- _Task goal_: Copy each line below that contains "Comprometimento".

## start Exercise inputs

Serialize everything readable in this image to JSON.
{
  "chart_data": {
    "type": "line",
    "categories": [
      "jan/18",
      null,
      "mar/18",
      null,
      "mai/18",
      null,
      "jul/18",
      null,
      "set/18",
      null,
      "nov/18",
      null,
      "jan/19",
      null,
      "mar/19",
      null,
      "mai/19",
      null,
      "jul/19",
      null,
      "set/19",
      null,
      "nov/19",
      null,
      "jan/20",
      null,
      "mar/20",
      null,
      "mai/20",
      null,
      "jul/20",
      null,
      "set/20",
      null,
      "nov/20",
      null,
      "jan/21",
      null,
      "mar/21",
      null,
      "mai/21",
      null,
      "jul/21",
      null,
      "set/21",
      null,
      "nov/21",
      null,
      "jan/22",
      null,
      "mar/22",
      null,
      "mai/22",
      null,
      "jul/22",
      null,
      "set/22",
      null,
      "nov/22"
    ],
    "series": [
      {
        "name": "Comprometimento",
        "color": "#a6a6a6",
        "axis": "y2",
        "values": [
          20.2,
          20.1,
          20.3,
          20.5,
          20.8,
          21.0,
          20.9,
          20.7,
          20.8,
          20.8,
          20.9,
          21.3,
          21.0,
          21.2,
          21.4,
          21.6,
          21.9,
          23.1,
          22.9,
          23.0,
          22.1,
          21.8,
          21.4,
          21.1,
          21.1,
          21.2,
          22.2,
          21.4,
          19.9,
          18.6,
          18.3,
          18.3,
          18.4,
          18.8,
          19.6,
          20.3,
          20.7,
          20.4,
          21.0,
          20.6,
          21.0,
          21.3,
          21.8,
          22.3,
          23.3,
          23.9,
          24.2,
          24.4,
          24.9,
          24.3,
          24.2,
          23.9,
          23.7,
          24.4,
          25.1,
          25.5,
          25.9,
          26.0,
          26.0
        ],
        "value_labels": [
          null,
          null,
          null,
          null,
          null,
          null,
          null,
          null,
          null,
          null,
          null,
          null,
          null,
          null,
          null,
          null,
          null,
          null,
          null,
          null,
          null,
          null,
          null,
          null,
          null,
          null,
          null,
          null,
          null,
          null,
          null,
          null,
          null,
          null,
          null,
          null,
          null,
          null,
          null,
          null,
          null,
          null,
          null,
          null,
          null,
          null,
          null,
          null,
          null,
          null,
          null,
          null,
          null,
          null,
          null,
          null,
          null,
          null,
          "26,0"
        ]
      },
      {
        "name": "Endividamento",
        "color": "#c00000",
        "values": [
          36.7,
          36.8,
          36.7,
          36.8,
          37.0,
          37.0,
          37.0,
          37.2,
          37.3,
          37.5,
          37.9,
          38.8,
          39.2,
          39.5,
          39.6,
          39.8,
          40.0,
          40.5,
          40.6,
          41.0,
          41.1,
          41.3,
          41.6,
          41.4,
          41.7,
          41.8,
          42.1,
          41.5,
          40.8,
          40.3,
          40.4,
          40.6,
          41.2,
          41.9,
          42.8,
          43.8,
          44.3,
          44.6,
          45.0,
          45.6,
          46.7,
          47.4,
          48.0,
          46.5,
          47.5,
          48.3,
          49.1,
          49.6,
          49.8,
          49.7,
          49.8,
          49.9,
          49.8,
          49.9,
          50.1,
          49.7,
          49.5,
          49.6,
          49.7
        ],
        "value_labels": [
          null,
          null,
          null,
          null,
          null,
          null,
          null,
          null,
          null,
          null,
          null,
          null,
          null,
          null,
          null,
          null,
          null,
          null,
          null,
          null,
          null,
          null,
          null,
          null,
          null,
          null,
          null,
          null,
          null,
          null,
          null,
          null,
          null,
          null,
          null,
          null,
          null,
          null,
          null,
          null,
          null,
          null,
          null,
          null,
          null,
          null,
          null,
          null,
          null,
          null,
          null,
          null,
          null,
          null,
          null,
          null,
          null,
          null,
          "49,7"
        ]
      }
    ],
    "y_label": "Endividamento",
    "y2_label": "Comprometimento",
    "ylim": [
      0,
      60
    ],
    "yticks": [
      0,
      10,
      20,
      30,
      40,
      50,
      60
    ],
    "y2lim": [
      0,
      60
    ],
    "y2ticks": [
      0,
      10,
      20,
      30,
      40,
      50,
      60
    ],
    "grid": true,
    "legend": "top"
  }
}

## end Exercise inputs

- _Task result_:
        "name": "Comprometimento",
    "y2_label": "Comprometimento",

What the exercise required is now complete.